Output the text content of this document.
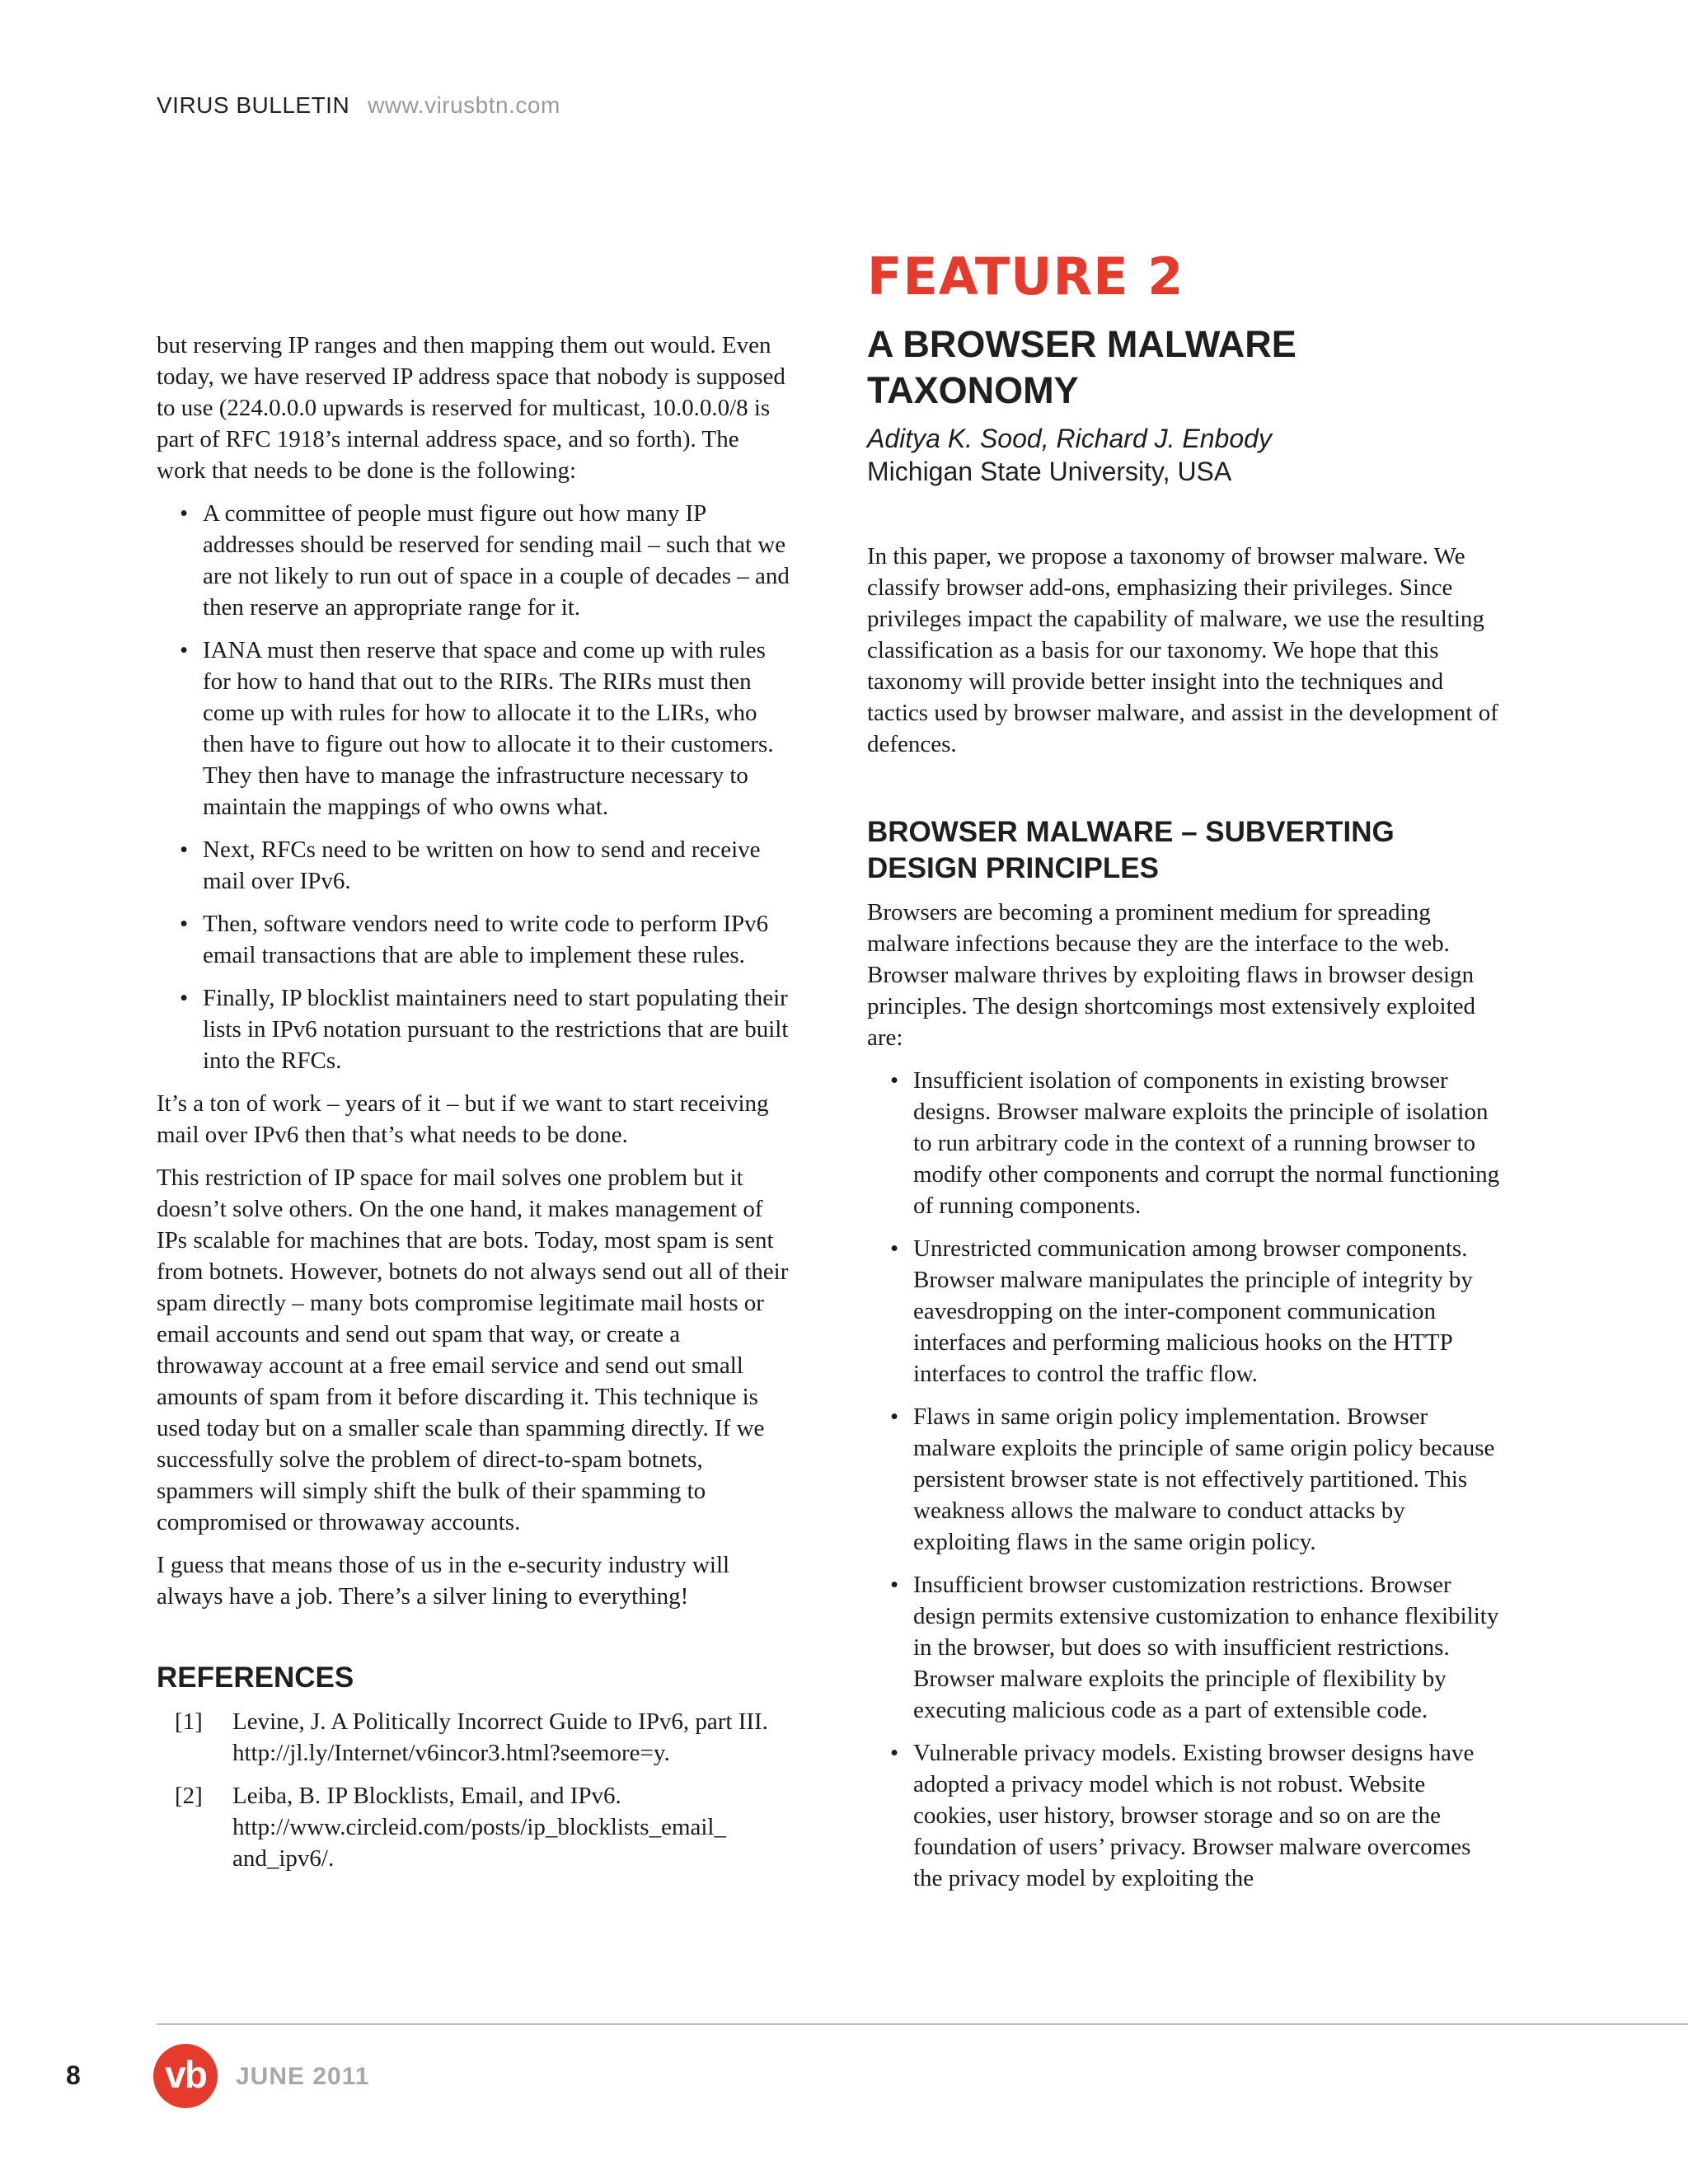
VIRUS BULLETIN www.virusbtn.com

but reserving IP ranges and then mapping them out would. Even today, we have reserved IP address space that nobody is supposed to use (224.0.0.0 upwards is reserved for multicast, 10.0.0.0/8 is part of RFC 1918’s internal address space, and so forth). The work that needs to be done is the following:

• A committee of people must figure out how many IP addresses should be reserved for sending mail – such that we are not likely to run out of space in a couple of decades – and then reserve an appropriate range for it.
• IANA must then reserve that space and come up with rules for how to hand that out to the RIRs. The RIRs must then come up with rules for how to allocate it to the LIRs, who then have to figure out how to allocate it to their customers. They then have to manage the infrastructure necessary to maintain the mappings of who owns what.
• Next, RFCs need to be written on how to send and receive mail over IPv6.
• Then, software vendors need to write code to perform IPv6 email transactions that are able to implement these rules.
• Finally, IP blocklist maintainers need to start populating their lists in IPv6 notation pursuant to the restrictions that are built into the RFCs.

It’s a ton of work – years of it – but if we want to start receiving mail over IPv6 then that’s what needs to be done.

This restriction of IP space for mail solves one problem but it doesn’t solve others. On the one hand, it makes management of IPs scalable for machines that are bots. Today, most spam is sent from botnets. However, botnets do not always send out all of their spam directly – many bots compromise legitimate mail hosts or email accounts and send out spam that way, or create a throwaway account at a free email service and send out small amounts of spam from it before discarding it. This technique is used today but on a smaller scale than spamming directly. If we successfully solve the problem of direct-to-spam botnets, spammers will simply shift the bulk of their spamming to compromised or throwaway accounts.

I guess that means those of us in the e-security industry will always have a job. There’s a silver lining to everything!

REFERENCES
[1] Levine, J. A Politically Incorrect Guide to IPv6, part III. http://jl.ly/Internet/v6incor3.html?seemore=y.
[2] Leiba, B. IP Blocklists, Email, and IPv6. http://www.circleid.com/posts/ip_blocklists_email_ and_ipv6/.
FEATURE 2
A BROWSER MALWARE TAXONOMY
Aditya K. Sood, Richard J. Enbody
Michigan State University, USA

In this paper, we propose a taxonomy of browser malware. We classify browser add-ons, emphasizing their privileges. Since privileges impact the capability of malware, we use the resulting classification as a basis for our taxonomy. We hope that this taxonomy will provide better insight into the techniques and tactics used by browser malware, and assist in the development of defences.

BROWSER MALWARE – SUBVERTING DESIGN PRINCIPLES

Browsers are becoming a prominent medium for spreading malware infections because they are the interface to the web. Browser malware thrives by exploiting flaws in browser design principles. The design shortcomings most extensively exploited are:

• Insufficient isolation of components in existing browser designs. Browser malware exploits the principle of isolation to run arbitrary code in the context of a running browser to modify other components and corrupt the normal functioning of running components.
• Unrestricted communication among browser components. Browser malware manipulates the principle of integrity by eavesdropping on the inter-component communication interfaces and performing malicious hooks on the HTTP interfaces to control the traffic flow.
• Flaws in same origin policy implementation. Browser malware exploits the principle of same origin policy because persistent browser state is not effectively partitioned. This weakness allows the malware to conduct attacks by exploiting flaws in the same origin policy.
• Insufficient browser customization restrictions. Browser design permits extensive customization to enhance flexibility in the browser, but does so with insufficient restrictions. Browser malware exploits the principle of flexibility by executing malicious code as a part of extensible code.
• Vulnerable privacy models. Existing browser designs have adopted a privacy model which is not robust. Website cookies, user history, browser storage and so on are the foundation of users’ privacy. Browser malware overcomes the privacy model by exploiting the
8	vb	JUNE 2011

**WORK TASK:** Which of the lines in the material above contain "always"? Copy each one out.

**RESPONSE TO THE TASK:**
This restriction of IP space for mail solves one problem but it doesn’t solve others. On the one hand, it makes management of IPs scalable for machines that are bots. Today, most spam is sent from botnets. However, botnets do not always send out all of their spam directly – many bots compromise legitimate mail hosts or email accounts and send out spam that way, or create a throwaway account at a free email service and send out small amounts of spam from it before discarding it. This technique is used today but on a smaller scale than spamming directly. If we successfully solve the problem of direct-to-spam botnets, spammers will simply shift the bulk of their spamming to compromised or throwaway accounts.
I guess that means those of us in the e-security industry will always have a job. There’s a silver lining to everything!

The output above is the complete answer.